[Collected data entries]
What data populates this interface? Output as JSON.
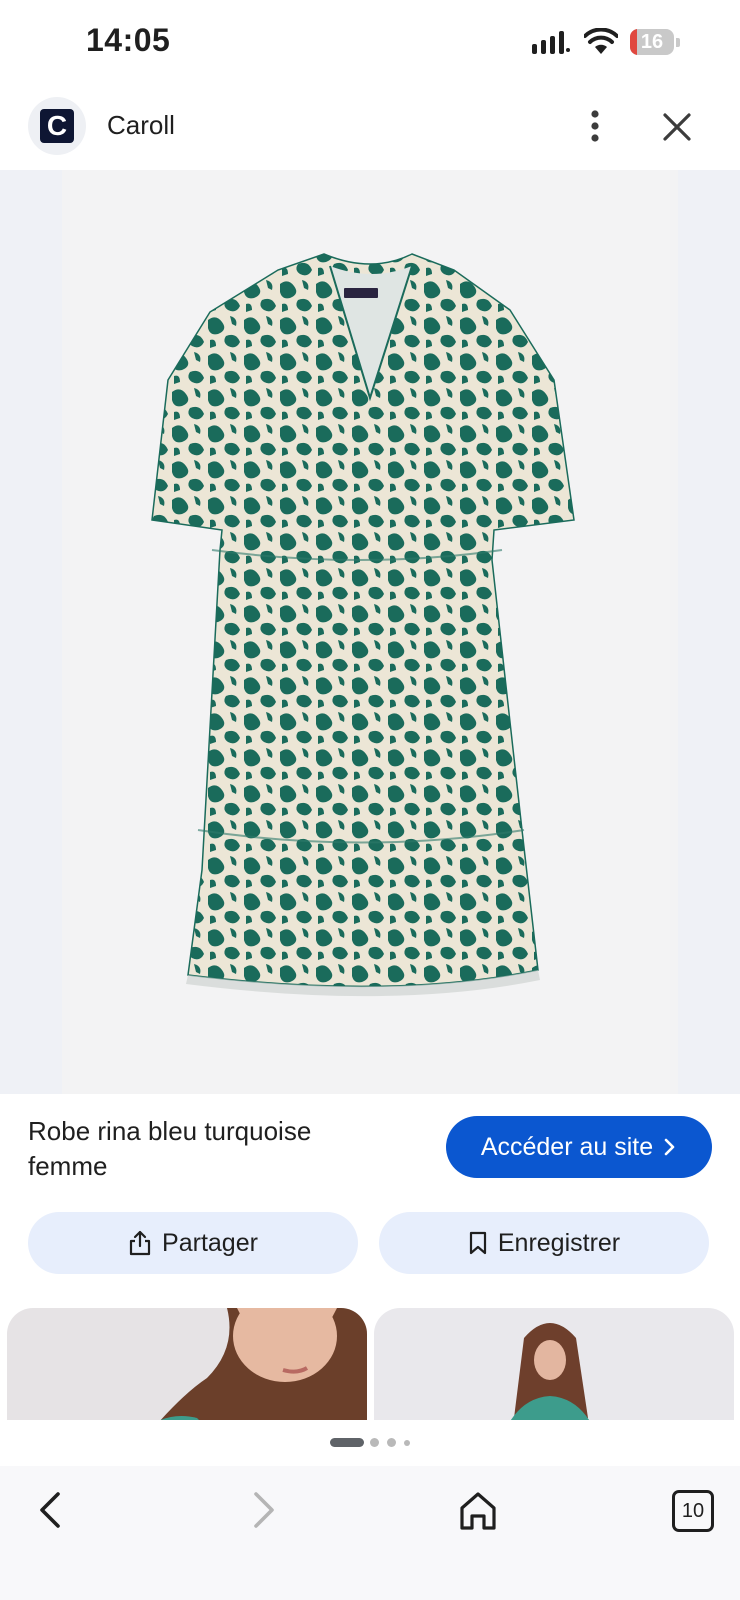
{
  "status_bar": {
    "time": "14:05",
    "battery": "16",
    "battery_level": 0.16
  },
  "header": {
    "logo_letter": "C",
    "brand": "Caroll"
  },
  "product": {
    "title": "Robe rina bleu turquoise femme",
    "visit_label": "Accéder au site",
    "share_label": "Partager",
    "save_label": "Enregistrer"
  },
  "nav": {
    "tab_count": "10"
  },
  "colors": {
    "accent": "#0b57d0",
    "chip_bg": "#e7eefc",
    "dress_green": "#1a6b5b",
    "dress_cream": "#ece6d6"
  },
  "icons": {
    "signal": "signal-icon",
    "wifi": "wifi-icon",
    "more": "more-vert-icon",
    "close": "close-icon",
    "share": "share-icon",
    "bookmark": "bookmark-icon",
    "back": "back-icon",
    "forward": "forward-icon",
    "home": "home-icon"
  }
}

[Set exercise] Your task is to repeat the material above exactly, without its pictures.

[Complete response]
What data populates this interface? Output as JSON.
{
  "status_bar": {
    "time": "14:05",
    "battery": "16",
    "battery_level": 0.16
  },
  "header": {
    "logo_letter": "C",
    "brand": "Caroll"
  },
  "product": {
    "title": "Robe rina bleu turquoise femme",
    "visit_label": "Accéder au site",
    "share_label": "Partager",
    "save_label": "Enregistrer"
  },
  "nav": {
    "tab_count": "10"
  },
  "colors": {
    "accent": "#0b57d0",
    "chip_bg": "#e7eefc",
    "dress_green": "#1a6b5b",
    "dress_cream": "#ece6d6"
  },
  "icons": {
    "signal": "signal-icon",
    "wifi": "wifi-icon",
    "more": "more-vert-icon",
    "close": "close-icon",
    "share": "share-icon",
    "bookmark": "bookmark-icon",
    "back": "back-icon",
    "forward": "forward-icon",
    "home": "home-icon"
  }
}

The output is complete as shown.